Written request:
Using the data below, repeat all of it precisely.

----

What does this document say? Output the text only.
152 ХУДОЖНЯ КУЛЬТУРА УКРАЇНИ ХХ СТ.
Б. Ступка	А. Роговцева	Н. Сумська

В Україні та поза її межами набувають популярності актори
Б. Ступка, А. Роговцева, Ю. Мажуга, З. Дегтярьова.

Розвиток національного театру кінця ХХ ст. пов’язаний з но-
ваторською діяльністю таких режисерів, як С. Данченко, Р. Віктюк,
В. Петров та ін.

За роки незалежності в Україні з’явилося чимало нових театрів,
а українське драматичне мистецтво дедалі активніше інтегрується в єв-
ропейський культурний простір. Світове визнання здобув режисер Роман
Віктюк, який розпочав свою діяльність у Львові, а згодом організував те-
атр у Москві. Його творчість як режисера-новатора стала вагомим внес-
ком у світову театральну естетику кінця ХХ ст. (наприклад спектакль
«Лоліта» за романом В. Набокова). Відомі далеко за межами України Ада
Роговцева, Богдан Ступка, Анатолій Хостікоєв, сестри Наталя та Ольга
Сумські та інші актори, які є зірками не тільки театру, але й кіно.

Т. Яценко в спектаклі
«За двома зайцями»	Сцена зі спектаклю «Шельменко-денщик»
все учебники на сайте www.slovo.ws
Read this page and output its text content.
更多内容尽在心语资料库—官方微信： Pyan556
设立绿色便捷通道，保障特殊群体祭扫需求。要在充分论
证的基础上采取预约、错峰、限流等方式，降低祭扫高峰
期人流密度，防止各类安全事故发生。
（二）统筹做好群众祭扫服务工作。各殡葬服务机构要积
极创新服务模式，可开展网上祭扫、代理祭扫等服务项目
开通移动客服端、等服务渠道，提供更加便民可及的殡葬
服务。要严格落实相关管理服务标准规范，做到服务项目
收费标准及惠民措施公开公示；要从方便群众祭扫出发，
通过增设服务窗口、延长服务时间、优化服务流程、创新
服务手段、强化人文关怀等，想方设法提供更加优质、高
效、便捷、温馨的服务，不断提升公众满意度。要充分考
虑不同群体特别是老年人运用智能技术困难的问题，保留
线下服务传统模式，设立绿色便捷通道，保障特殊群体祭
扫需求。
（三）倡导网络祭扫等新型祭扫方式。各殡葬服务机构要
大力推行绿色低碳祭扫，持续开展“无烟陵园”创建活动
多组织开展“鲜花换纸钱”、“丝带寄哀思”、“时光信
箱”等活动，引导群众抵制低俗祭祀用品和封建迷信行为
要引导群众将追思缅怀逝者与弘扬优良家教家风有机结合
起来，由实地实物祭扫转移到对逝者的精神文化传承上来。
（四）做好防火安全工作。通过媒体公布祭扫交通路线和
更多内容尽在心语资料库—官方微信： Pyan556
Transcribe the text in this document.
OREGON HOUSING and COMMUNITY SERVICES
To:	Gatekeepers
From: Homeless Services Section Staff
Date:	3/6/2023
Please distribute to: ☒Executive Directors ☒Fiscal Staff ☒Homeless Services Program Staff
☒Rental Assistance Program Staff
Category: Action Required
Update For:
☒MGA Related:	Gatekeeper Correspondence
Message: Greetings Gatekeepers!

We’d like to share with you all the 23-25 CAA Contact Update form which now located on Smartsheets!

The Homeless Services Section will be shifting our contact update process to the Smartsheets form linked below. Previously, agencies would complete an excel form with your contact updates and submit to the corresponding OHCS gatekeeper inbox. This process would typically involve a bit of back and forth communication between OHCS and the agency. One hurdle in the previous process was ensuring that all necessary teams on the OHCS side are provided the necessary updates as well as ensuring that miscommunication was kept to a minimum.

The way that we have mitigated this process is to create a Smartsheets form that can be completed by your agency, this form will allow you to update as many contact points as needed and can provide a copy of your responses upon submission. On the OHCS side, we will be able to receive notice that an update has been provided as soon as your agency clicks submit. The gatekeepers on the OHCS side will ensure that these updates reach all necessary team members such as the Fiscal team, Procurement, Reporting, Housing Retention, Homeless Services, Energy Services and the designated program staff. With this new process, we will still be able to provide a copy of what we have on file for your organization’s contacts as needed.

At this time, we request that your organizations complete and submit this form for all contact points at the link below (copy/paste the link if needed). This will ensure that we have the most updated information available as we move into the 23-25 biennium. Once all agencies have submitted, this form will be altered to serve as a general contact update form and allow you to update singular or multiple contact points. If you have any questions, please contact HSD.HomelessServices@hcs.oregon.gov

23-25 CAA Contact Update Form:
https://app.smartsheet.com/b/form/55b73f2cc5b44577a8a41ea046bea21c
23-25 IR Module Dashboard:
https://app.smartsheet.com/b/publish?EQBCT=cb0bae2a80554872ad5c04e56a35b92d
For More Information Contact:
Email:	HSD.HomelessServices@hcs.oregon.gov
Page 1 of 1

----

Exercise response:
What does this document say? Output the text only.
152 ХУДОЖНЯ КУЛЬТУРА УКРАЇНИ ХХ СТ.
Б. Ступка	А. Роговцева	Н. Сумська

В Україні та поза її межами набувають популярності актори
Б. Ступка, А. Роговцева, Ю. Мажуга, З. Дегтярьова.

Розвиток національного театру кінця ХХ ст. пов’язаний з но-
ваторською діяльністю таких режисерів, як С. Данченко, Р. Віктюк,
В. Петров та ін.

За роки незалежності в Україні з’явилося чимало нових театрів,
а українське драматичне мистецтво дедалі активніше інтегрується в єв-
ропейський культурний простір. Світове визнання здобув режисер Роман
Віктюк, який розпочав свою діяльність у Львові, а згодом організував те-
атр у Москві. Його творчість як режисера-новатора стала вагомим внес-
ком у світову театральну естетику кінця ХХ ст. (наприклад спектакль
«Лоліта» за романом В. Набокова). Відомі далеко за межами України Ада
Роговцева, Богдан Ступка, Анатолій Хостікоєв, сестри Наталя та Ольга
Сумські та інші актори, які є зірками не тільки театру, але й кіно.

Т. Яценко в спектаклі
«За двома зайцями»	Сцена зі спектаклю «Шельменко-денщик»
все учебники на сайте www.slovo.ws
Read this page and output its text content.
更多内容尽在心语资料库—官方微信： Pyan556
设立绿色便捷通道，保障特殊群体祭扫需求。要在充分论
证的基础上采取预约、错峰、限流等方式，降低祭扫高峰
期人流密度，防止各类安全事故发生。
（二）统筹做好群众祭扫服务工作。各殡葬服务机构要积
极创新服务模式，可开展网上祭扫、代理祭扫等服务项目
开通移动客服端、等服务渠道，提供更加便民可及的殡葬
服务。要严格落实相关管理服务标准规范，做到服务项目
收费标准及惠民措施公开公示；要从方便群众祭扫出发，
通过增设服务窗口、延长服务时间、优化服务流程、创新
服务手段、强化人文关怀等，想方设法提供更加优质、高
效、便捷、温馨的服务，不断提升公众满意度。要充分考
虑不同群体特别是老年人运用智能技术困难的问题，保留
线下服务传统模式，设立绿色便捷通道，保障特殊群体祭
扫需求。
（三）倡导网络祭扫等新型祭扫方式。各殡葬服务机构要
大力推行绿色低碳祭扫，持续开展“无烟陵园”创建活动
多组织开展“鲜花换纸钱”、“丝带寄哀思”、“时光信
箱”等活动，引导群众抵制低俗祭祀用品和封建迷信行为
要引导群众将追思缅怀逝者与弘扬优良家教家风有机结合
起来，由实地实物祭扫转移到对逝者的精神文化传承上来。
（四）做好防火安全工作。通过媒体公布祭扫交通路线和
更多内容尽在心语资料库—官方微信： Pyan556
Transcribe the text in this document.
OREGON HOUSING and COMMUNITY SERVICES
To:	Gatekeepers
From: Homeless Services Section Staff
Date:	3/6/2023
Please distribute to: ☒Executive Directors ☒Fiscal Staff ☒Homeless Services Program Staff
☒Rental Assistance Program Staff
Category: Action Required
Update For:
☒MGA Related:	Gatekeeper Correspondence
Message: Greetings Gatekeepers!

We’d like to share with you all the 23-25 CAA Contact Update form which now located on Smartsheets!

The Homeless Services Section will be shifting our contact update process to the Smartsheets form linked below. Previously, agencies would complete an excel form with your contact updates and submit to the corresponding OHCS gatekeeper inbox. This process would typically involve a bit of back and forth communication between OHCS and the agency. One hurdle in the previous process was ensuring that all necessary teams on the OHCS side are provided the necessary updates as well as ensuring that miscommunication was kept to a minimum.

The way that we have mitigated this process is to create a Smartsheets form that can be completed by your agency, this form will allow you to update as many contact points as needed and can provide a copy of your responses upon submission. On the OHCS side, we will be able to receive notice that an update has been provided as soon as your agency clicks submit. The gatekeepers on the OHCS side will ensure that these updates reach all necessary team members such as the Fiscal team, Procurement, Reporting, Housing Retention, Homeless Services, Energy Services and the designated program staff. With this new process, we will still be able to provide a copy of what we have on file for your organization’s contacts as needed.

At this time, we request that your organizations complete and submit this form for all contact points at the link below (copy/paste the link if needed). This will ensure that we have the most updated information available as we move into the 23-25 biennium. Once all agencies have submitted, this form will be altered to serve as a general contact update form and allow you to update singular or multiple contact points. If you have any questions, please contact HSD.HomelessServices@hcs.oregon.gov

23-25 CAA Contact Update Form:
https://app.smartsheet.com/b/form/55b73f2cc5b44577a8a41ea046bea21c
23-25 IR Module Dashboard:
https://app.smartsheet.com/b/publish?EQBCT=cb0bae2a80554872ad5c04e56a35b92d
For More Information Contact:
Email:	HSD.HomelessServices@hcs.oregon.gov
Page 1 of 1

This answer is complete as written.